> **TASK TO COMPLETE**
Extract every line of the material below and reproduce it faithfully.

※

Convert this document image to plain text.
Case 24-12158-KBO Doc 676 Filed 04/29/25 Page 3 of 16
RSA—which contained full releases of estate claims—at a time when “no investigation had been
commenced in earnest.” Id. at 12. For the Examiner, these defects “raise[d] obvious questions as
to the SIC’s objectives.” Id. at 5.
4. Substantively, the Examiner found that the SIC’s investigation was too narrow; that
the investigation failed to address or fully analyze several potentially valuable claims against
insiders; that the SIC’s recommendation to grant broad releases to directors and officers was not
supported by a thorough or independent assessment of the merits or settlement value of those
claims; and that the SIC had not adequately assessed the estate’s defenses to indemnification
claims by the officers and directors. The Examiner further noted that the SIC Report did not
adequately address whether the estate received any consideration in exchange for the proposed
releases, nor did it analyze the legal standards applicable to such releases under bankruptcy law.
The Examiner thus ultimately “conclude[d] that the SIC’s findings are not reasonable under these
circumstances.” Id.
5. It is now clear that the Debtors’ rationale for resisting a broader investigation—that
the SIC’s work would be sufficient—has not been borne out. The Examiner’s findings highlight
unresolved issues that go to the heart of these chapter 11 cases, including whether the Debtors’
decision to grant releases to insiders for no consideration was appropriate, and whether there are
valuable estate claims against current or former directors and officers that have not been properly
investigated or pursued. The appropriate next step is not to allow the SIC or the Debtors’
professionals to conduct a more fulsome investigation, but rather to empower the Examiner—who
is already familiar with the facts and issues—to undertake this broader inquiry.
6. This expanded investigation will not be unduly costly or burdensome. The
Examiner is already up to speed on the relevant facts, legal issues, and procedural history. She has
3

※

> **RESPONSE TO THIS TASK**
Convert this document image to plain text.
Case 24-12158-KBO Doc 676 Filed 04/29/25 Page 3 of 16
RSA—which contained full releases of estate claims—at a time when “no investigation had been
commenced in earnest.” Id. at 12. For the Examiner, these defects “raise[d] obvious questions as
to the SIC’s objectives.” Id. at 5.
4. Substantively, the Examiner found that the SIC’s investigation was too narrow; that
the investigation failed to address or fully analyze several potentially valuable claims against
insiders; that the SIC’s recommendation to grant broad releases to directors and officers was not
supported by a thorough or independent assessment of the merits or settlement value of those
claims; and that the SIC had not adequately assessed the estate’s defenses to indemnification
claims by the officers and directors. The Examiner further noted that the SIC Report did not
adequately address whether the estate received any consideration in exchange for the proposed
releases, nor did it analyze the legal standards applicable to such releases under bankruptcy law.
The Examiner thus ultimately “conclude[d] that the SIC’s findings are not reasonable under these
circumstances.” Id.
5. It is now clear that the Debtors’ rationale for resisting a broader investigation—that
the SIC’s work would be sufficient—has not been borne out. The Examiner’s findings highlight
unresolved issues that go to the heart of these chapter 11 cases, including whether the Debtors’
decision to grant releases to insiders for no consideration was appropriate, and whether there are
valuable estate claims against current or former directors and officers that have not been properly
investigated or pursued. The appropriate next step is not to allow the SIC or the Debtors’
professionals to conduct a more fulsome investigation, but rather to empower the Examiner—who
is already familiar with the facts and issues—to undertake this broader inquiry.
6. This expanded investigation will not be unduly costly or burdensome. The
Examiner is already up to speed on the relevant facts, legal issues, and procedural history. She has
3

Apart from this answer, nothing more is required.